SHORT TASK 1: In the issue about unknown speakers, write out the text from "https://arxiv.org/abs/1810.04719" to "unknown speakers against?" again, changing "embedding model" to "speaker encoder".
SHORT TASK 2: Why does the poster of the issue about unknown speakers doubt that uis-rnn can identify new or unknown speakers?

***** PASSAGE TO READ *****

Handling unknown speakers?

google / uis-rnn

This is the library for the Unbounded Interleaved-State Recurrent Neural Network (UIS-RNN) algorithm, corresponding to the paper Fully Supervised Speaker Diarization.

https://arxiv.org/abs/1810.04719

Apache License 2.0

1.56k stars 319 forks source link

Handling unknown speakers? #64

Closed chrisspen closed 5 years ago

chrisspen commented 5 years ago

It seems, in order to use uis-rnn, you first have to train an embedding model on all your speakers ahead of time, such as with a tool like this. However, how do you use uis-rnn to identify new or unknown speakers if it's limited to a pre-existing set? Does it maintain any sort of universal background model which it can use to compare and match unknown speakers against?

***** SOURCE MATERIAL *****

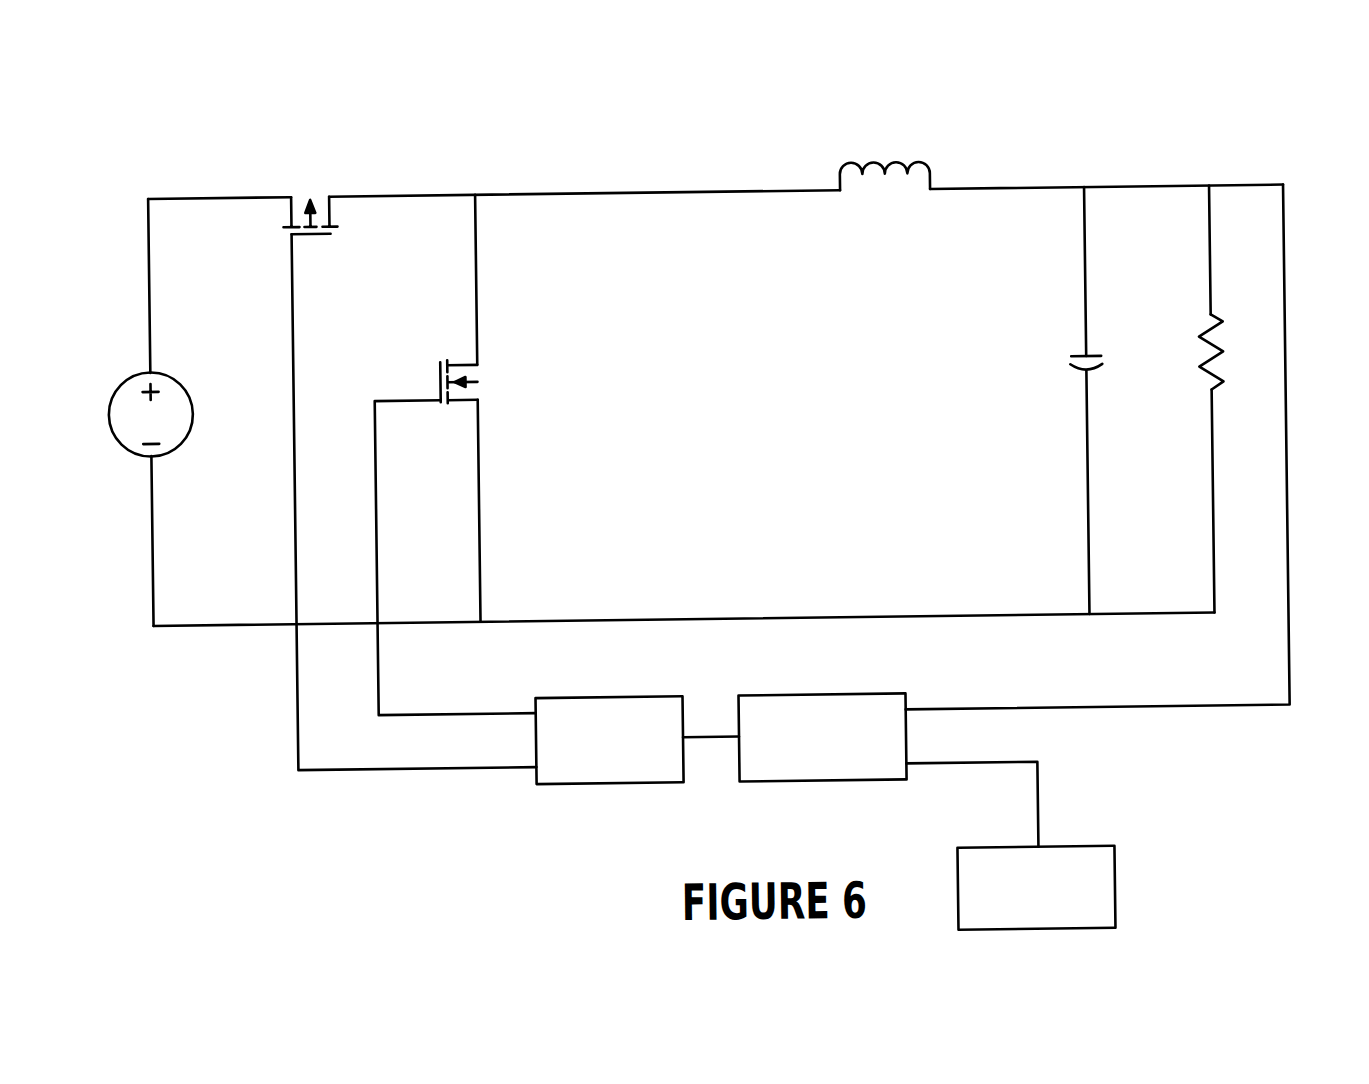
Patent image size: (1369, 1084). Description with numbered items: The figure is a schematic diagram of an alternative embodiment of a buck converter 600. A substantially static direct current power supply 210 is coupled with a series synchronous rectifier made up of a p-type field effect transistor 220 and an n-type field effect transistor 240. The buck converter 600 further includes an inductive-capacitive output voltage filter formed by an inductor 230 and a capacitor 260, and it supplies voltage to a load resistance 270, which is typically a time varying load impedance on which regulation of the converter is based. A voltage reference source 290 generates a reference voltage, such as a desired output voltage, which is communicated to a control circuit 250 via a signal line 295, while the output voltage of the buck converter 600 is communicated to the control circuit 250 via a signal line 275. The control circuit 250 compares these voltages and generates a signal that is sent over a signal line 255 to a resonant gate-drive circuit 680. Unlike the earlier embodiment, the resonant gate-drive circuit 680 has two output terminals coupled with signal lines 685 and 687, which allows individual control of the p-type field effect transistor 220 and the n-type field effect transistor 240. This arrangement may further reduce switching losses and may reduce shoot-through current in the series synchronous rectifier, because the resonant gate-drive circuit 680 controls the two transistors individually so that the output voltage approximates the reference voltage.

*****

EXERCISE OUTPUT 1:
https://arxiv.org/abs/1810.04719

Apache License 2.0

1.56k stars 319 forks source link

Handling unknown speakers? #64

Closed chrisspen closed 5 years ago

chrisspen commented 5 years ago

It seems, in order to use uis-rnn, you first have to train an speaker encoder on all your speakers ahead of time, such as with a tool like this. However, how do you use uis-rnn to identify new or unknown speakers if it's limited to a pre-existing set? Does it maintain any sort of universal background model which it can use to compare and match unknown speakers against?

EXERCISE OUTPUT 2: It seems that to use uis-rnn, you first have to train an embedding model on all your speakers ahead of time. That would limit it to a pre-existing set of speakers.